# Start of SUPPLIED MATERIAL

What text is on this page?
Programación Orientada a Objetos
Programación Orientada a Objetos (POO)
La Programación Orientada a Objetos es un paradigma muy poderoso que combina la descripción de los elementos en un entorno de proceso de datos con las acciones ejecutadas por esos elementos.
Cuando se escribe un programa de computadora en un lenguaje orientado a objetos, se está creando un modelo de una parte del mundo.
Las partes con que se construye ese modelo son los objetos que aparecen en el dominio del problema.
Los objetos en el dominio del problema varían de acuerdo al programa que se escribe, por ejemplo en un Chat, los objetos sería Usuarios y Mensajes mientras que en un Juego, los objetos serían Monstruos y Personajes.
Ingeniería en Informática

# End of SUPPLIED MATERIAL
# Start of SUPPLIED MATERIAL

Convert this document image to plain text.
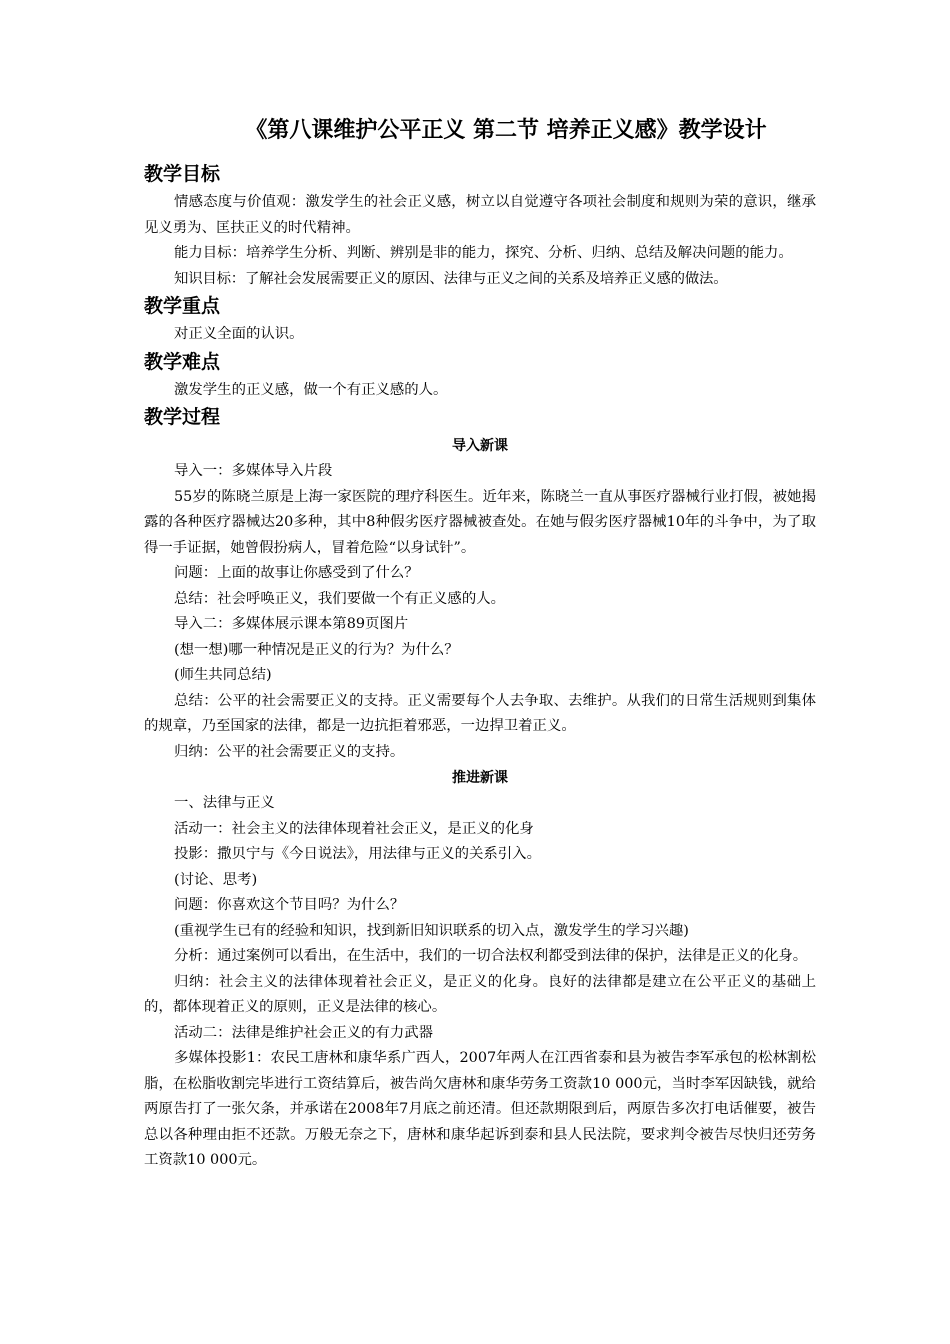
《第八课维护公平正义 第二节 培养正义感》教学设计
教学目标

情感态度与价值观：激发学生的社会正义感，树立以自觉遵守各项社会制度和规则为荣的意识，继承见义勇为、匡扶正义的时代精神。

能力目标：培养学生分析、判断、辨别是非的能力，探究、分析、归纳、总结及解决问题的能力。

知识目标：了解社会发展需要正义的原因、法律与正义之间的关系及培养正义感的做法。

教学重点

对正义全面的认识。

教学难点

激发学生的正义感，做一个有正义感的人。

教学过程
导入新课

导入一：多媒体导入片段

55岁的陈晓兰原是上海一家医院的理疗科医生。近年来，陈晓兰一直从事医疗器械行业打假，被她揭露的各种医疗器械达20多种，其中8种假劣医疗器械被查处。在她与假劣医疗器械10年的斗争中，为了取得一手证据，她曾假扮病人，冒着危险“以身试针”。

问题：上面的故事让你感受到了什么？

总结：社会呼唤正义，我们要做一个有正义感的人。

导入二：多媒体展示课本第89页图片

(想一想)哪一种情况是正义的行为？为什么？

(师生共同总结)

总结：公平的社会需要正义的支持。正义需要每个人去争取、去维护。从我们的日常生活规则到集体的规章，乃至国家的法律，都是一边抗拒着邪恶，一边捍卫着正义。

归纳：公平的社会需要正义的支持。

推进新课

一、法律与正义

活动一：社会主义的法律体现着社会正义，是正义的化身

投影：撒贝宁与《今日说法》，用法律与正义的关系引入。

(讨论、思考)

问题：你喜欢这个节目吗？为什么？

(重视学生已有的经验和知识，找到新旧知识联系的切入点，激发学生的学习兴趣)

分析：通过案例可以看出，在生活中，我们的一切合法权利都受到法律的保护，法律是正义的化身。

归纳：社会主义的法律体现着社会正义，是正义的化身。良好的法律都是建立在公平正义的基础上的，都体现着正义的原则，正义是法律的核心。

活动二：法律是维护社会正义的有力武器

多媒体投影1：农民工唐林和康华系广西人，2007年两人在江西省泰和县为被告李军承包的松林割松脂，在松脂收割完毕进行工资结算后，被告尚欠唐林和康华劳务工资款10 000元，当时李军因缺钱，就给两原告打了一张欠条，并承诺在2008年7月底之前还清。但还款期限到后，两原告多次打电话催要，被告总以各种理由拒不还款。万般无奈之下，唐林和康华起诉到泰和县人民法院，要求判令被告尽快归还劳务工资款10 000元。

# End of SUPPLIED MATERIAL
# Start of SUPPLIED MATERIAL

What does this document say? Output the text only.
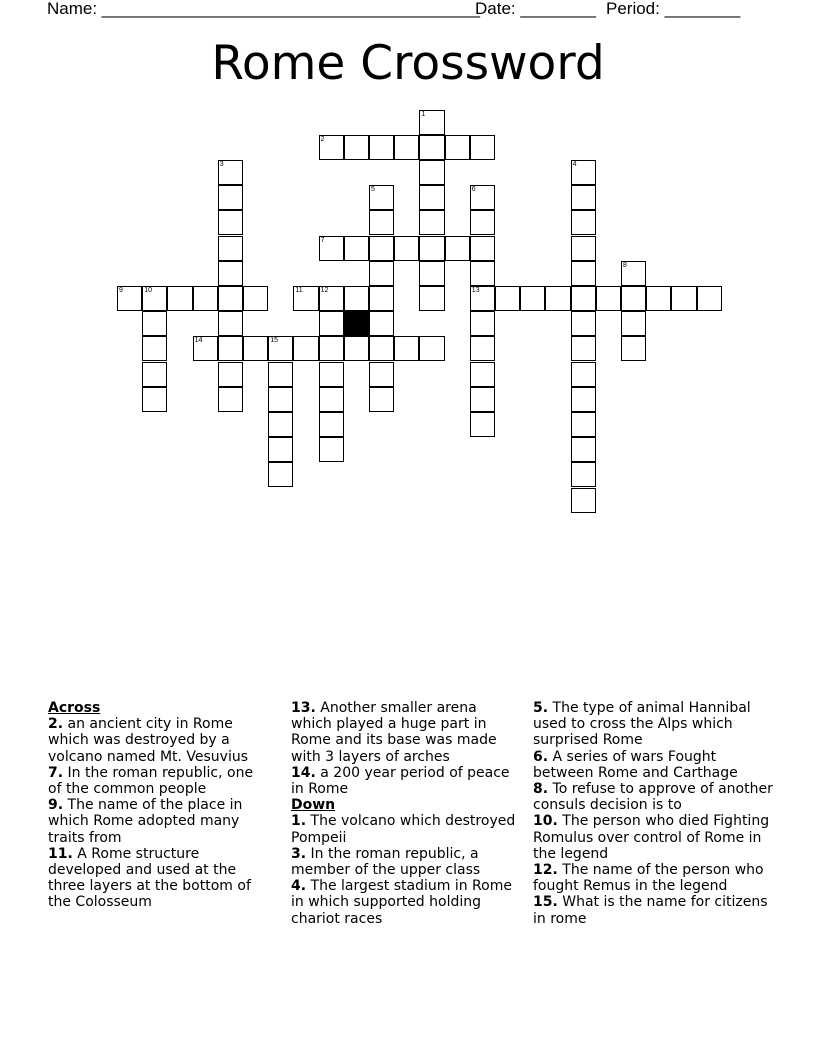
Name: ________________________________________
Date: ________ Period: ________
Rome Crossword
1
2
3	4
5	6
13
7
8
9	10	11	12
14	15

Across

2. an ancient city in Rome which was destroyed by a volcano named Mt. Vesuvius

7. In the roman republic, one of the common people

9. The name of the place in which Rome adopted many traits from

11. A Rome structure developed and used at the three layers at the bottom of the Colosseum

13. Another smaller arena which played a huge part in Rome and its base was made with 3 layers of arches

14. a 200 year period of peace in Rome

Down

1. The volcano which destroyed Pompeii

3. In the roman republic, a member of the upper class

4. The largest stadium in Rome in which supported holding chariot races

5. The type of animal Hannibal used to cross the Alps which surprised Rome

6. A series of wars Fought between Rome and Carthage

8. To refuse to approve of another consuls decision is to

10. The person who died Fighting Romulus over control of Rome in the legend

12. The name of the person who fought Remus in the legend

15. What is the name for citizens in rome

# End of SUPPLIED MATERIAL

Report the number of lines in the entries above that include the word "legend" and add nothing to it.

2